_Problem description_. Records follow. Pull out every line that contains "Purchases".

Stored records

----

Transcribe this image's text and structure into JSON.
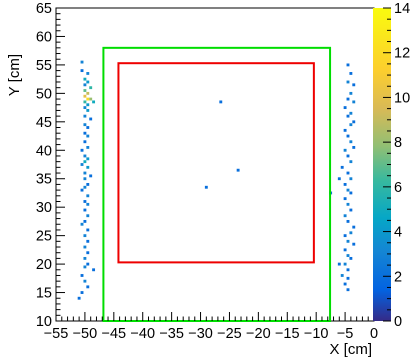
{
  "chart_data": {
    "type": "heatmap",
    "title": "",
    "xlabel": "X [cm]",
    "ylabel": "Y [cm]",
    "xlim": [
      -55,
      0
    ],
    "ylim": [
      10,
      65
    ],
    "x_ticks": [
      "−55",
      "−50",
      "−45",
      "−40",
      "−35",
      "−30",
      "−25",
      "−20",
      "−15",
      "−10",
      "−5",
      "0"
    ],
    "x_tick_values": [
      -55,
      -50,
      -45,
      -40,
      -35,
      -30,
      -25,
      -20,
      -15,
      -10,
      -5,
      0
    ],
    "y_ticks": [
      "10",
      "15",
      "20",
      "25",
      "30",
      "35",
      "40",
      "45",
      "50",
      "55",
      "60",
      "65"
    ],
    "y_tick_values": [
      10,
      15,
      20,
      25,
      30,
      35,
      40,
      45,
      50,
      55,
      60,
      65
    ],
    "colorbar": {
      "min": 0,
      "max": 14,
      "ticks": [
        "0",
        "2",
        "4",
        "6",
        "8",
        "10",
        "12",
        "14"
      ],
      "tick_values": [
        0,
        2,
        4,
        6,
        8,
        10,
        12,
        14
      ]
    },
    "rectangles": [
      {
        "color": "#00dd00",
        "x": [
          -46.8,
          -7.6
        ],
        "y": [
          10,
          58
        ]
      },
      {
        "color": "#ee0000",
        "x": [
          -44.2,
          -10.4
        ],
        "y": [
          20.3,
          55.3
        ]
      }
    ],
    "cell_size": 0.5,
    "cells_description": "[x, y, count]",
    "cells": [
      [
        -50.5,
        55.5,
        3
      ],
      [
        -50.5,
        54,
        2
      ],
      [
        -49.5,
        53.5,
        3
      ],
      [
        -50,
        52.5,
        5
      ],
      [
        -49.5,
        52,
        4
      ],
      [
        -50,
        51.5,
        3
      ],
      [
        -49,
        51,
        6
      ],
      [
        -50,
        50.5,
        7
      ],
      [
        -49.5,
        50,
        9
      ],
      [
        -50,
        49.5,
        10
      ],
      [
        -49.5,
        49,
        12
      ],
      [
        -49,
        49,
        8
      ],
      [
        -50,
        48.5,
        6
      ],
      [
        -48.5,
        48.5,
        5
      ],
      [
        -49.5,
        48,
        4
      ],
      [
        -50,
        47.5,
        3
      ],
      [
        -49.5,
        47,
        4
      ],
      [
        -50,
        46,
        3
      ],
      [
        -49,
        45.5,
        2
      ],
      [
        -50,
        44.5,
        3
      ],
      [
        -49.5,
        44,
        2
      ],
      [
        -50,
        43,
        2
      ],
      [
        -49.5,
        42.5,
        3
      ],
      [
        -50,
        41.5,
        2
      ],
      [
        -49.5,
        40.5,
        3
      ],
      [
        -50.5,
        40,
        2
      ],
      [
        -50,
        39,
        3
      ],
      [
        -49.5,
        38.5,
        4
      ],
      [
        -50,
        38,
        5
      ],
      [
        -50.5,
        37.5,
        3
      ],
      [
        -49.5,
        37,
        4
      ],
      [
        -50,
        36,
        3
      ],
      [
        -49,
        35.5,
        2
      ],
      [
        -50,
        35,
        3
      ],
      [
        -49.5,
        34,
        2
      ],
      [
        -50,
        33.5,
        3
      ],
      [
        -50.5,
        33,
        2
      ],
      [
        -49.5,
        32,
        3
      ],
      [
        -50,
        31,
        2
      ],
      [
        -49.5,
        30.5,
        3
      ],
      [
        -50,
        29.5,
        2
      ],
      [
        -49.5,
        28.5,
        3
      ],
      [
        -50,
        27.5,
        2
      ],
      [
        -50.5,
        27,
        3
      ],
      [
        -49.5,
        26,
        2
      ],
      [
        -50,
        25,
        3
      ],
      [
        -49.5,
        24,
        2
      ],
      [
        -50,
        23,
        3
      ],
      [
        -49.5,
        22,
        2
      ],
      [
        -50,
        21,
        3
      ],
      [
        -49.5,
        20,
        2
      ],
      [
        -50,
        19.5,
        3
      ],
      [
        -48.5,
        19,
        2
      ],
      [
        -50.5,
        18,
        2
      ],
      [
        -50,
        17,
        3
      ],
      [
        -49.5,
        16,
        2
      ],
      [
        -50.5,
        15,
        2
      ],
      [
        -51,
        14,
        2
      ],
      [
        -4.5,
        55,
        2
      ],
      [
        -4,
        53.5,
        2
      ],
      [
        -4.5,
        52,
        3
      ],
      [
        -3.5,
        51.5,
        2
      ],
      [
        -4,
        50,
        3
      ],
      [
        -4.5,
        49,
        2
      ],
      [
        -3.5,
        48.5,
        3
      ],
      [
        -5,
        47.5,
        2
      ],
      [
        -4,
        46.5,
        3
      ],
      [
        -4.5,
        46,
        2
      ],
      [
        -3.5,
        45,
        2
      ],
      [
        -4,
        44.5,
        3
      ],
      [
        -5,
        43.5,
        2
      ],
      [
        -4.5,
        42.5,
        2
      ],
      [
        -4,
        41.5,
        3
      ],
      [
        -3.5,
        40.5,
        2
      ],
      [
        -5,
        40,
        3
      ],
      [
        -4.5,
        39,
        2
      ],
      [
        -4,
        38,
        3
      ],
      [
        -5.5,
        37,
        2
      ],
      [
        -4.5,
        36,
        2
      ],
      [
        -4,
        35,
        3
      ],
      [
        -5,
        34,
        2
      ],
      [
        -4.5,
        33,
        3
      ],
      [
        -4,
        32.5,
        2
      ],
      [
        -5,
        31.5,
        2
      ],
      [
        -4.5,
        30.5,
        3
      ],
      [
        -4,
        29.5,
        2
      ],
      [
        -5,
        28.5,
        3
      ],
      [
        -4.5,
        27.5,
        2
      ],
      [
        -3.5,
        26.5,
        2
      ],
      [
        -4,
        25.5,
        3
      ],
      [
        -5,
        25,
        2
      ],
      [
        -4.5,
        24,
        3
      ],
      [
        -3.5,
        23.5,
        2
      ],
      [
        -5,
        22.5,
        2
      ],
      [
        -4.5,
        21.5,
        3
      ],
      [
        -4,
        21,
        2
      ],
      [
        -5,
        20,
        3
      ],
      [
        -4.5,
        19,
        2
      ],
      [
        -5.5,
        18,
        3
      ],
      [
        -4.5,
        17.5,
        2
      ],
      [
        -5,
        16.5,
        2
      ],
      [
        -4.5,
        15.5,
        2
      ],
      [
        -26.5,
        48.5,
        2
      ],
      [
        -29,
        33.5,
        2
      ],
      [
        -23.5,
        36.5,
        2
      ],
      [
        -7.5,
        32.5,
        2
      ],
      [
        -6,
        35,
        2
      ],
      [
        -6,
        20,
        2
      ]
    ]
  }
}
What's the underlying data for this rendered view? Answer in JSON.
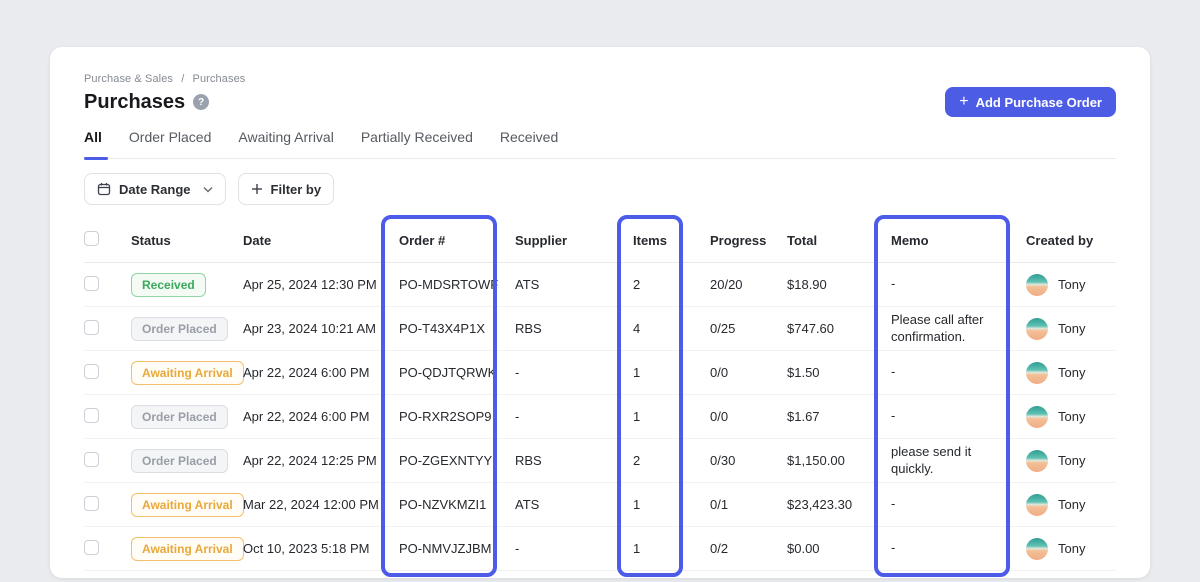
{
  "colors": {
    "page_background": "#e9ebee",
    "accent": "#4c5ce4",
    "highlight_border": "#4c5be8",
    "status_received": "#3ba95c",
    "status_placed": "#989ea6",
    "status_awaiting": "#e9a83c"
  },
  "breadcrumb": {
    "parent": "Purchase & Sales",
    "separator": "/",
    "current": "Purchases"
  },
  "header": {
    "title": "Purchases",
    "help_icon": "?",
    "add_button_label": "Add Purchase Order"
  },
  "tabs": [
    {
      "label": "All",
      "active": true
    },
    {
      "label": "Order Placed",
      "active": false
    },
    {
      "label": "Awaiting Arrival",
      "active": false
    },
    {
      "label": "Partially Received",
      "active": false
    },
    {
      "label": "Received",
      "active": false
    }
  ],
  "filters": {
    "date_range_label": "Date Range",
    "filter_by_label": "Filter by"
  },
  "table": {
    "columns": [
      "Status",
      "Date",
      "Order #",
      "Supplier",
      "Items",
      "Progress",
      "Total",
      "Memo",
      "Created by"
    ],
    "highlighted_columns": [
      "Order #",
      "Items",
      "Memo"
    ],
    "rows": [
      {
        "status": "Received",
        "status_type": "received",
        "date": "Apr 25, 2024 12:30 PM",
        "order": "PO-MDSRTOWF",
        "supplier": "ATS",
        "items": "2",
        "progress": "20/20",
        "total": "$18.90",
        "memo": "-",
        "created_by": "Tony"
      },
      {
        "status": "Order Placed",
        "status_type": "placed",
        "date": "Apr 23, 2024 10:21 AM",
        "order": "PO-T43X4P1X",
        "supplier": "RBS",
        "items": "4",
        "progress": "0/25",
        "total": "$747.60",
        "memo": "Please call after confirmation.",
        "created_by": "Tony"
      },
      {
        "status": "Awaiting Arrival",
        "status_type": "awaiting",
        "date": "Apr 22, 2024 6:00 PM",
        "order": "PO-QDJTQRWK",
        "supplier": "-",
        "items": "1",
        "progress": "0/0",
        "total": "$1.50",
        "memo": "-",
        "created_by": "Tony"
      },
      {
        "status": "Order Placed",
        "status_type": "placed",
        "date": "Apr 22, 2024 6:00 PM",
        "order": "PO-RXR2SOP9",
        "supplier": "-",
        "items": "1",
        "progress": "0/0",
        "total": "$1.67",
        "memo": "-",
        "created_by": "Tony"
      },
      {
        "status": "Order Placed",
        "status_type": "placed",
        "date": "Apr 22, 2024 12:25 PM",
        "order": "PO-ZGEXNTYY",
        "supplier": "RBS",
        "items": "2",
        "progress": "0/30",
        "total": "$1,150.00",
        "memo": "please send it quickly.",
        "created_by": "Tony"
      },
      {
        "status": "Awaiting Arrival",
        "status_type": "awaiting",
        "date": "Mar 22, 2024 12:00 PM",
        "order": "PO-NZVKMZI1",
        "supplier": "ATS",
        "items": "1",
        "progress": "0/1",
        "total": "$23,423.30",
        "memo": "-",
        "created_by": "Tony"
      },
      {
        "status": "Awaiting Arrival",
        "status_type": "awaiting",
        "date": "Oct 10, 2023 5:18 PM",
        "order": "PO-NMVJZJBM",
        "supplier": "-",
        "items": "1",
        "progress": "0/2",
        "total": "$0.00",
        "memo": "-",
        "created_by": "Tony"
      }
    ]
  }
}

----

_Result below_.
    "current": "Purchases"
    "title": "Purchases",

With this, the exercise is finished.